The task:
Reproduce the listing word for word, leaving every picture behind.

Extracted entries:
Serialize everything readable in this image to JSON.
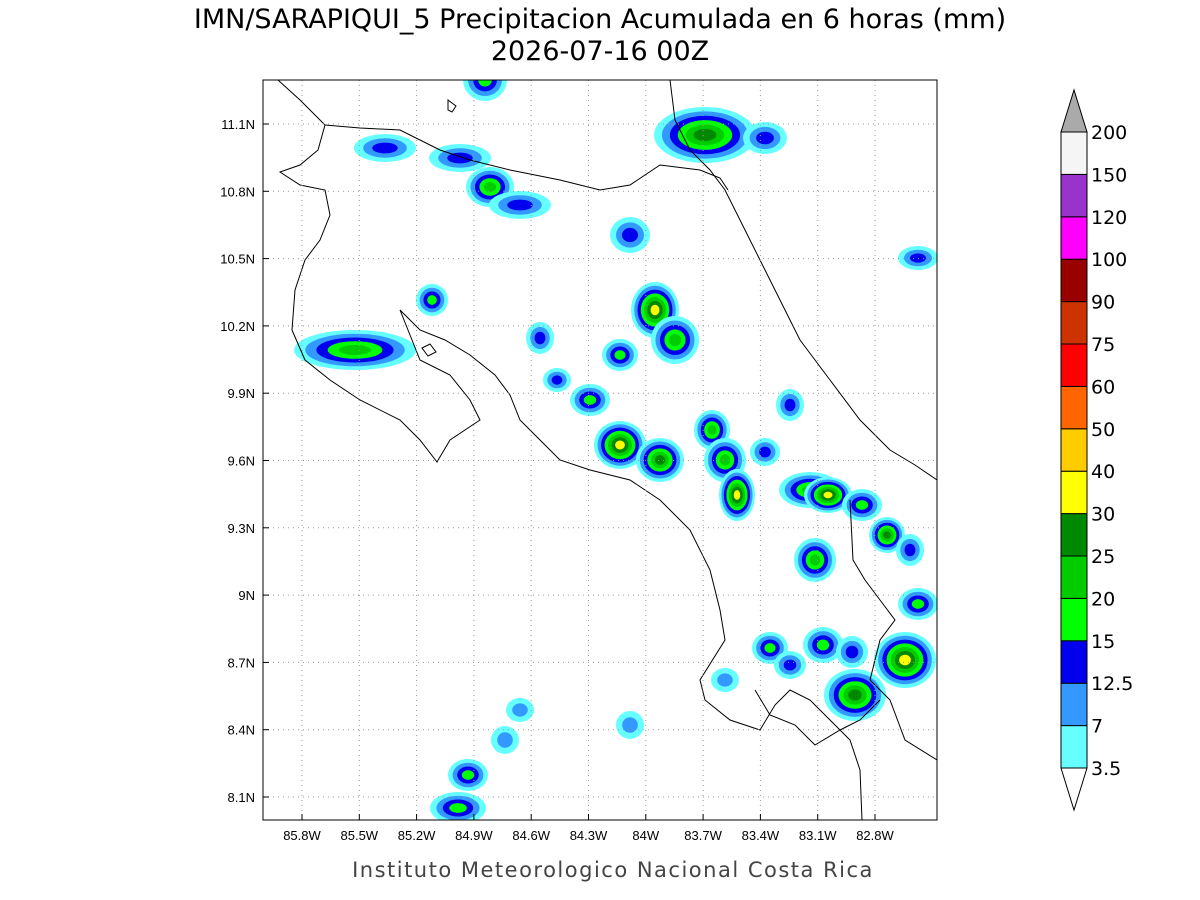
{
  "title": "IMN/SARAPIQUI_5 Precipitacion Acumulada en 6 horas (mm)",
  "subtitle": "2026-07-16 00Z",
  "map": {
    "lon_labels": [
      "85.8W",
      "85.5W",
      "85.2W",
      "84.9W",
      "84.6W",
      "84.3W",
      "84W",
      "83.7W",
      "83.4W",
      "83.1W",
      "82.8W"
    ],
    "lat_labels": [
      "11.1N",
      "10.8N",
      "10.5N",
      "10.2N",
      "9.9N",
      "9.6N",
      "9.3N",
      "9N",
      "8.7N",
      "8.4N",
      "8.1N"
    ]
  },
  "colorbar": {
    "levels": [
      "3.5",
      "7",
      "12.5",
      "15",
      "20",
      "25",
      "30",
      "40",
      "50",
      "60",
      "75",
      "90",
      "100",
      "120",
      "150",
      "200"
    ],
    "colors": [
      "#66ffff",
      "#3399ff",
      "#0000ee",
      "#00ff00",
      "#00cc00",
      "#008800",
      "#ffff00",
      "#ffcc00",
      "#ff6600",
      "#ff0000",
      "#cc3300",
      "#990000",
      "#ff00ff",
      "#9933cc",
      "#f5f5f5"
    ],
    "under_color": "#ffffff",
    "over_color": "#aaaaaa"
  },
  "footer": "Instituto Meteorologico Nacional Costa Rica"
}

Result for this task:
Serialize everything readable in this image to JSON.
{
  "title": "IMN/SARAPIQUI_5 Precipitacion Acumulada en 6 horas (mm)",
  "subtitle": "2026-07-16 00Z",
  "map": {
    "lon_labels": [
      "85.8W",
      "85.5W",
      "85.2W",
      "84.9W",
      "84.6W",
      "84.3W",
      "84W",
      "83.7W",
      "83.4W",
      "83.1W",
      "82.8W"
    ],
    "lat_labels": [
      "11.1N",
      "10.8N",
      "10.5N",
      "10.2N",
      "9.9N",
      "9.6N",
      "9.3N",
      "9N",
      "8.7N",
      "8.4N",
      "8.1N"
    ]
  },
  "colorbar": {
    "levels": [
      "3.5",
      "7",
      "12.5",
      "15",
      "20",
      "25",
      "30",
      "40",
      "50",
      "60",
      "75",
      "90",
      "100",
      "120",
      "150",
      "200"
    ],
    "colors": [
      "#66ffff",
      "#3399ff",
      "#0000ee",
      "#00ff00",
      "#00cc00",
      "#008800",
      "#ffff00",
      "#ffcc00",
      "#ff6600",
      "#ff0000",
      "#cc3300",
      "#990000",
      "#ff00ff",
      "#9933cc",
      "#f5f5f5"
    ],
    "under_color": "#ffffff",
    "over_color": "#aaaaaa"
  },
  "footer": "Instituto Meteorologico Nacional Costa Rica"
}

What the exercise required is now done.